## Source material
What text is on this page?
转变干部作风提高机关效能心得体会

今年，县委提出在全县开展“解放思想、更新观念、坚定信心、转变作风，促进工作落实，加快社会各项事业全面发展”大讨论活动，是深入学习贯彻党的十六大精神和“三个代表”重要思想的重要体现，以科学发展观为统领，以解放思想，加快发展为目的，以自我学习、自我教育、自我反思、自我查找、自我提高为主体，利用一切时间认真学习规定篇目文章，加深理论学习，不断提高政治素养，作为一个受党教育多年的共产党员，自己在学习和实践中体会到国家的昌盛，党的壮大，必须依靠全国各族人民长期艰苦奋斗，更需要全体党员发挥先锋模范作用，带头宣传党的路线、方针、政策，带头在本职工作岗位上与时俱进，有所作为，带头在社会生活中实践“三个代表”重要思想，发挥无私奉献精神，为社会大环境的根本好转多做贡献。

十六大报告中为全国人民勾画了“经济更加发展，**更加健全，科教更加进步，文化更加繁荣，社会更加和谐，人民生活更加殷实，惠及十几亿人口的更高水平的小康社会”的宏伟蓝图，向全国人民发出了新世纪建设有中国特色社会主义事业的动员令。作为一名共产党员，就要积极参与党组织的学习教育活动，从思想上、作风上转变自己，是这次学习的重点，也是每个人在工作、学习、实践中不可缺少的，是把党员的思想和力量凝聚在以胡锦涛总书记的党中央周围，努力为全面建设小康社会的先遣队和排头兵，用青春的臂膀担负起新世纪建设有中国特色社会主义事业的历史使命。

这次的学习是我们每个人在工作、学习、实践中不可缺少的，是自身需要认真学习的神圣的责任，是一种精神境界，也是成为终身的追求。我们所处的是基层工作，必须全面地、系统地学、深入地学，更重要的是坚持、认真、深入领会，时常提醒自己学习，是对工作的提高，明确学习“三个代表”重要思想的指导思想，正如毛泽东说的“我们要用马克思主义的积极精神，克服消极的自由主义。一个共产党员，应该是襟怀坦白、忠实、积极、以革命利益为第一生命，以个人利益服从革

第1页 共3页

## Work instructions
Exactly reproduce every record.

## Full response
What text is on this page?
转变干部作风提高机关效能心得体会

今年，县委提出在全县开展“解放思想、更新观念、坚定信心、转变作风，促进工作落实，加快社会各项事业全面发展”大讨论活动，是深入学习贯彻党的十六大精神和“三个代表”重要思想的重要体现，以科学发展观为统领，以解放思想，加快发展为目的，以自我学习、自我教育、自我反思、自我查找、自我提高为主体，利用一切时间认真学习规定篇目文章，加深理论学习，不断提高政治素养，作为一个受党教育多年的共产党员，自己在学习和实践中体会到国家的昌盛，党的壮大，必须依靠全国各族人民长期艰苦奋斗，更需要全体党员发挥先锋模范作用，带头宣传党的路线、方针、政策，带头在本职工作岗位上与时俱进，有所作为，带头在社会生活中实践“三个代表”重要思想，发挥无私奉献精神，为社会大环境的根本好转多做贡献。

十六大报告中为全国人民勾画了“经济更加发展，**更加健全，科教更加进步，文化更加繁荣，社会更加和谐，人民生活更加殷实，惠及十几亿人口的更高水平的小康社会”的宏伟蓝图，向全国人民发出了新世纪建设有中国特色社会主义事业的动员令。作为一名共产党员，就要积极参与党组织的学习教育活动，从思想上、作风上转变自己，是这次学习的重点，也是每个人在工作、学习、实践中不可缺少的，是把党员的思想和力量凝聚在以胡锦涛总书记的党中央周围，努力为全面建设小康社会的先遣队和排头兵，用青春的臂膀担负起新世纪建设有中国特色社会主义事业的历史使命。

这次的学习是我们每个人在工作、学习、实践中不可缺少的，是自身需要认真学习的神圣的责任，是一种精神境界，也是成为终身的追求。我们所处的是基层工作，必须全面地、系统地学、深入地学，更重要的是坚持、认真、深入领会，时常提醒自己学习，是对工作的提高，明确学习“三个代表”重要思想的指导思想，正如毛泽东说的“我们要用马克思主义的积极精神，克服消极的自由主义。一个共产党员，应该是襟怀坦白、忠实、积极、以革命利益为第一生命，以个人利益服从革

第1页 共3页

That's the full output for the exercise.